SHORT TASK: Identify every line containing the word "paradigmático" and reproduce each one.

[START]

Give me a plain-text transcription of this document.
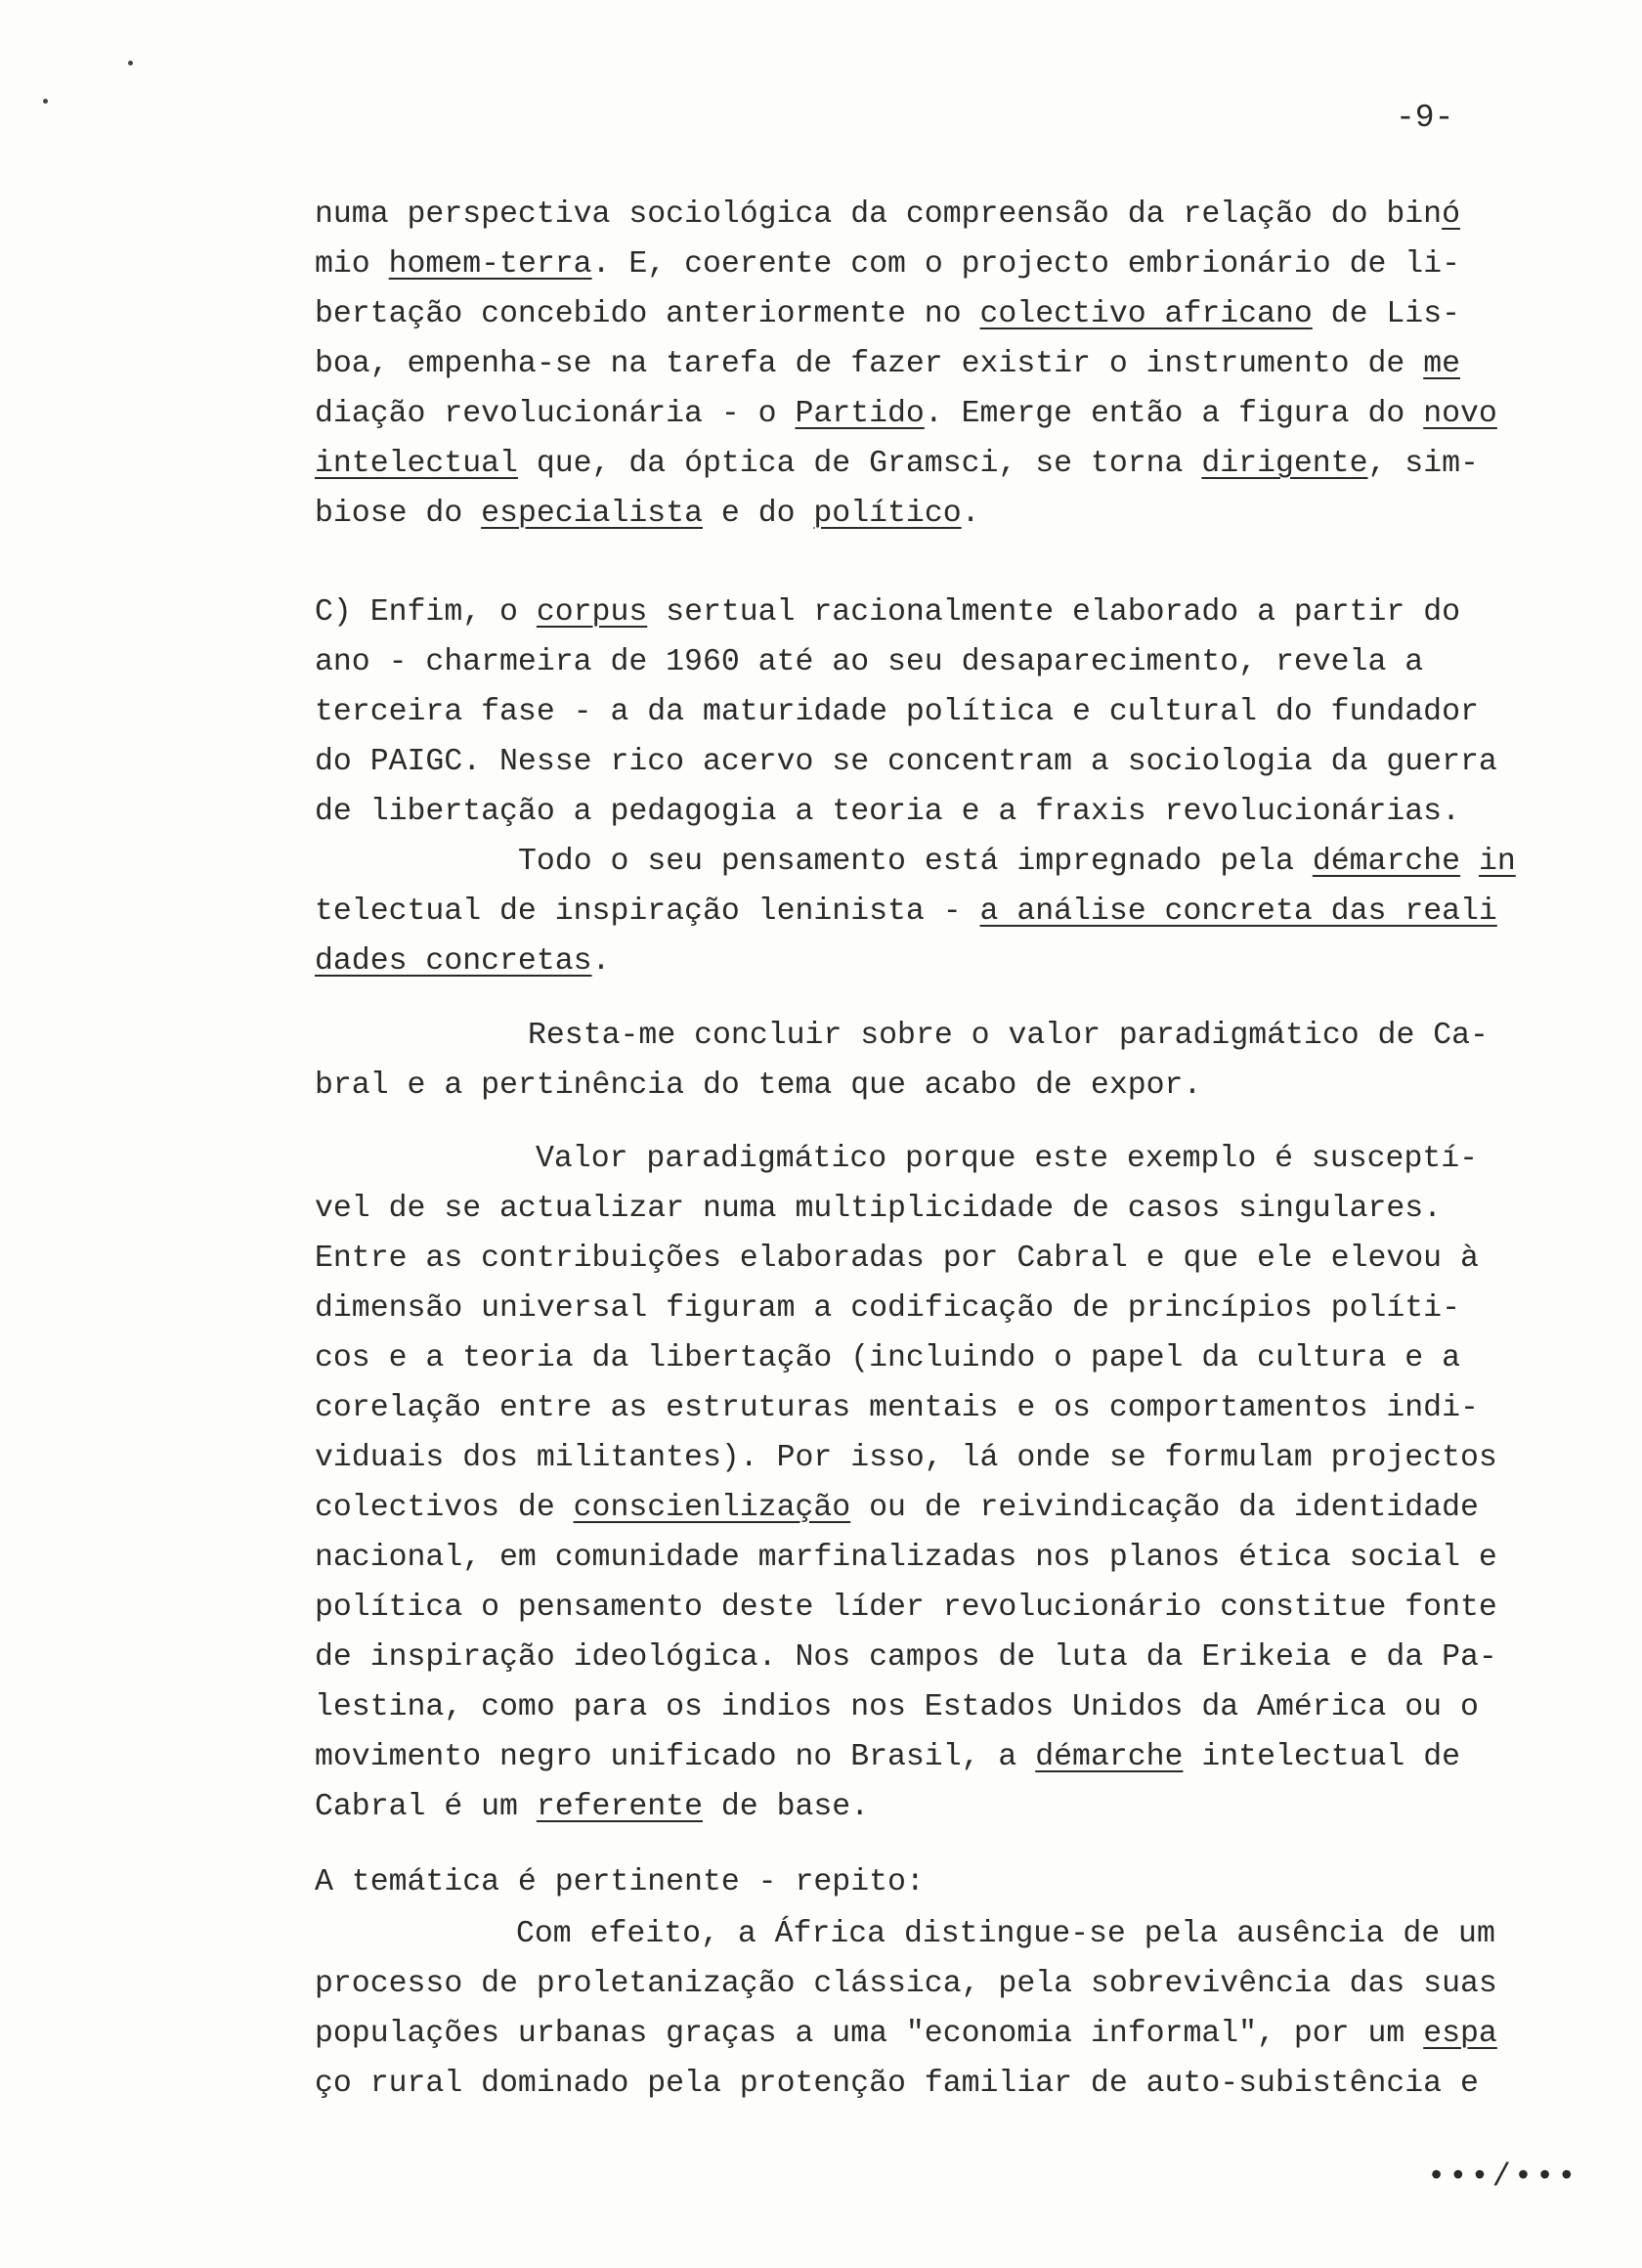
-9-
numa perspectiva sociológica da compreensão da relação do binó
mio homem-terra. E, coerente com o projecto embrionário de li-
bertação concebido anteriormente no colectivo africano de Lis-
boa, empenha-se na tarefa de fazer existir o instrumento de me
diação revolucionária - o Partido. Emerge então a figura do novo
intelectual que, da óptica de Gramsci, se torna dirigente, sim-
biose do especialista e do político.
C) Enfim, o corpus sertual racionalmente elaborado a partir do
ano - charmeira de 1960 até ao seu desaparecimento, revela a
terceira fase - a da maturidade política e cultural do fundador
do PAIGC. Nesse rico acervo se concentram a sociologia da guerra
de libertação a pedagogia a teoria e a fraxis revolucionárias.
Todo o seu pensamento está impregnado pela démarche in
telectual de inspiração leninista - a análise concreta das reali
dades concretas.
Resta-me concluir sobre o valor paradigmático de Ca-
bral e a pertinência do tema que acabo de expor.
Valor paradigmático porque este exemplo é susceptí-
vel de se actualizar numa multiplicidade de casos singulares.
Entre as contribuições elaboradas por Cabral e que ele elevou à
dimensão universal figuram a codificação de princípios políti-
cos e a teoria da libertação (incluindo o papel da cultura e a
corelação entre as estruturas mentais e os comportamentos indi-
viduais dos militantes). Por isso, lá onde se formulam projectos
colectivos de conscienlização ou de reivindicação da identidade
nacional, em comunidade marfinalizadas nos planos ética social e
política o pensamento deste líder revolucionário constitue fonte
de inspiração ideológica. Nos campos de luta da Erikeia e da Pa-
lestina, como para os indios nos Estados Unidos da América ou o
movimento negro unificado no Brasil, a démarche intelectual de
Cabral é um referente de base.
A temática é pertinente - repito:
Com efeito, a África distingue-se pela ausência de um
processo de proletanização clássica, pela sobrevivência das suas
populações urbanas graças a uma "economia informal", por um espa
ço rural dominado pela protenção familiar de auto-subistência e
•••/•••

[END]
[START]

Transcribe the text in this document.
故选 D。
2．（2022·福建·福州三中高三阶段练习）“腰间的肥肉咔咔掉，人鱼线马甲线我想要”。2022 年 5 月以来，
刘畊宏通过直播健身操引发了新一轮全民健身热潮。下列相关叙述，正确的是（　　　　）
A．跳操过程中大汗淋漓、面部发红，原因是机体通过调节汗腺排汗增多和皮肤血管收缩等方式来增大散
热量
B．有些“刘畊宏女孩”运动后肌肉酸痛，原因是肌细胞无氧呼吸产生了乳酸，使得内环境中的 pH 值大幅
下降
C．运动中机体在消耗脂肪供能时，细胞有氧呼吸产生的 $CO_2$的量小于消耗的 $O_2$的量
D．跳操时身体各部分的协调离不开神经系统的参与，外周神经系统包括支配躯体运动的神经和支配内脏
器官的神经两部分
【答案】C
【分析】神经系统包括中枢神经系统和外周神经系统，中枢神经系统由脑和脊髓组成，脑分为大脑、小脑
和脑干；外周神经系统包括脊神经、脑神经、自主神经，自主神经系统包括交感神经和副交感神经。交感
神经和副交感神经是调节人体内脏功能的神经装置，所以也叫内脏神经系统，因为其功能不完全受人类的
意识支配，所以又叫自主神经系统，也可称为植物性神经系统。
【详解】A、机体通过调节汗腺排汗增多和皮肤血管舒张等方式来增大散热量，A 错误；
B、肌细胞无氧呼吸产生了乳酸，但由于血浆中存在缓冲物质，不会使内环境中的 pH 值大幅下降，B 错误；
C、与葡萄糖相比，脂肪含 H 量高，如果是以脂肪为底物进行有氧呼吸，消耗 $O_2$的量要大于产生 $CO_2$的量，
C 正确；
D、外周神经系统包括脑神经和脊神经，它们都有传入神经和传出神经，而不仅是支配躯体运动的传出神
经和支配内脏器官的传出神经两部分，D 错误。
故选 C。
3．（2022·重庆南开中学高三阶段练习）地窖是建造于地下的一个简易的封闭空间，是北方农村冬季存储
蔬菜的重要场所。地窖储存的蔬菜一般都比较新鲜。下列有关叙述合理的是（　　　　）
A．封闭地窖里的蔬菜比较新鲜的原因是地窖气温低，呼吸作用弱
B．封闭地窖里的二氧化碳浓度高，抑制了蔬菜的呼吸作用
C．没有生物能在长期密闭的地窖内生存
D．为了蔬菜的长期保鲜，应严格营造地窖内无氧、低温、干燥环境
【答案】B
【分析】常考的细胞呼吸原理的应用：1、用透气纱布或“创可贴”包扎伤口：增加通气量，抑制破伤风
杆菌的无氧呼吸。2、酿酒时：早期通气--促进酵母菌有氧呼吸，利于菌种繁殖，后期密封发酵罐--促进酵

[END]
[START]

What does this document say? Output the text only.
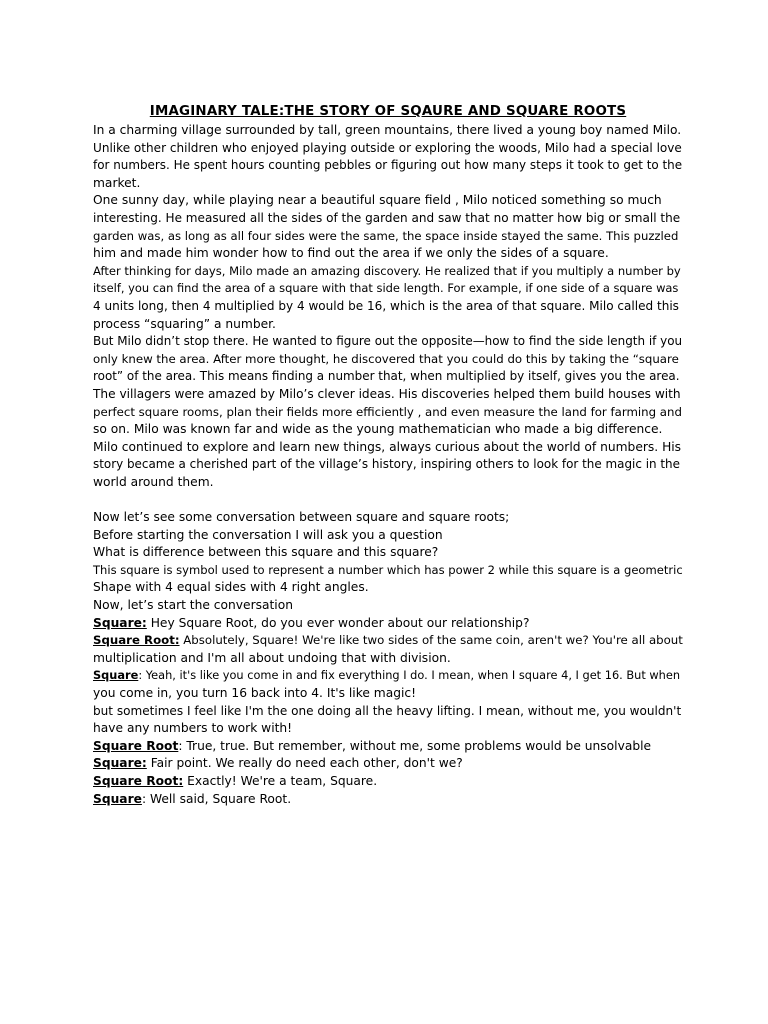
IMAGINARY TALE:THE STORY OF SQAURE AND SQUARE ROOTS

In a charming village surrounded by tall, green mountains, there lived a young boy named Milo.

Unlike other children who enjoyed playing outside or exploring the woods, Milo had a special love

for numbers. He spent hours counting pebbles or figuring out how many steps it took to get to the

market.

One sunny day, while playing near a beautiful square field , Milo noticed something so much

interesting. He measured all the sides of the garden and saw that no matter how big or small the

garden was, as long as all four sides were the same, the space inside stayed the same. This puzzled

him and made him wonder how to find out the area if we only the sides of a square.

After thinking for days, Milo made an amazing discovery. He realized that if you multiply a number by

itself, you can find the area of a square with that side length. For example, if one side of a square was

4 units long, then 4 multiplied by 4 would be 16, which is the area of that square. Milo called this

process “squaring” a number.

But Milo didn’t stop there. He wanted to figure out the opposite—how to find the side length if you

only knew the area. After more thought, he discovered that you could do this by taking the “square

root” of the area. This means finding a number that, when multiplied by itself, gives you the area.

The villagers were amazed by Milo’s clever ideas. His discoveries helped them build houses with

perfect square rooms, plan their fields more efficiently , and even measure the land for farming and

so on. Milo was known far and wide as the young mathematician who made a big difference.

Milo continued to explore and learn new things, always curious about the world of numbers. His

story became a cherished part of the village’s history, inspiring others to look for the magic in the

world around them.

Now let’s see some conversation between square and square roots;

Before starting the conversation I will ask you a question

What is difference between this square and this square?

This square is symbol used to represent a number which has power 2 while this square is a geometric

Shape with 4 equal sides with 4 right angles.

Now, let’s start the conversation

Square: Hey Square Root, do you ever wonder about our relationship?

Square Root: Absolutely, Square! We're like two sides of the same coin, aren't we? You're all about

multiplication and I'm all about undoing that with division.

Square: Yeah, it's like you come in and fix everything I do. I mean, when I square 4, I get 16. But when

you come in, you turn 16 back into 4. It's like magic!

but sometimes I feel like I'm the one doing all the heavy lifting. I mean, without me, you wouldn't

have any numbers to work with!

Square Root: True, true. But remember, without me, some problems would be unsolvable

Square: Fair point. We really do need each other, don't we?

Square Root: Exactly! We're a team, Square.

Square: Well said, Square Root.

[END]

EXERCISE RESULT:
Resta-me concluir sobre o valor paradigmático de Ca-
Valor paradigmático porque este exemplo é susceptí-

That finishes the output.